Stated problem: Pick out every line with the word "JSON" and copy it.

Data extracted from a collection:
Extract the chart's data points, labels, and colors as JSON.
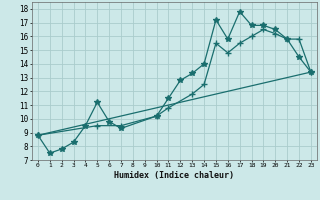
{
  "title": "",
  "xlabel": "Humidex (Indice chaleur)",
  "bg_color": "#cce8e8",
  "grid_color": "#aacccc",
  "line_color": "#1a6e6e",
  "xlim": [
    -0.5,
    23.5
  ],
  "ylim": [
    7,
    18.5
  ],
  "xticks": [
    0,
    1,
    2,
    3,
    4,
    5,
    6,
    7,
    8,
    9,
    10,
    11,
    12,
    13,
    14,
    15,
    16,
    17,
    18,
    19,
    20,
    21,
    22,
    23
  ],
  "yticks": [
    7,
    8,
    9,
    10,
    11,
    12,
    13,
    14,
    15,
    16,
    17,
    18
  ],
  "series1_x": [
    0,
    1,
    2,
    3,
    4,
    5,
    6,
    7,
    10,
    11,
    12,
    13,
    14,
    15,
    16,
    17,
    18,
    19,
    20,
    21,
    22,
    23
  ],
  "series1_y": [
    8.8,
    7.5,
    7.8,
    8.3,
    9.5,
    11.2,
    9.8,
    9.3,
    10.2,
    11.5,
    12.8,
    13.3,
    14.0,
    17.2,
    15.8,
    17.8,
    16.8,
    16.8,
    16.5,
    15.8,
    14.5,
    13.4
  ],
  "series2_x": [
    0,
    5,
    7,
    10,
    11,
    13,
    14,
    15,
    16,
    17,
    18,
    19,
    20,
    21,
    22,
    23
  ],
  "series2_y": [
    8.8,
    9.5,
    9.5,
    10.2,
    10.8,
    11.8,
    12.5,
    15.5,
    14.8,
    15.5,
    16.0,
    16.5,
    16.2,
    15.8,
    15.8,
    13.4
  ],
  "series3_x": [
    0,
    23
  ],
  "series3_y": [
    8.8,
    13.4
  ],
  "marker_size": 3.0,
  "linewidth": 0.9
}
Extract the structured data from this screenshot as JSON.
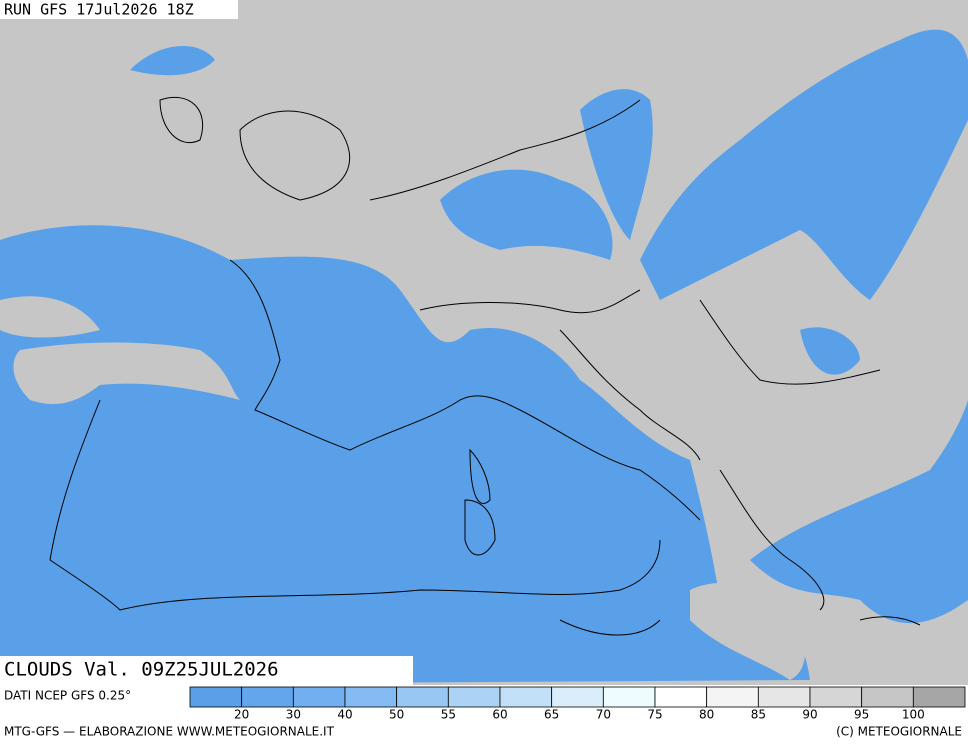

Output for this exercise:
Extract the chart's data points, labels, and colors as JSON.
Extract the structured data from this screenshot as JSON.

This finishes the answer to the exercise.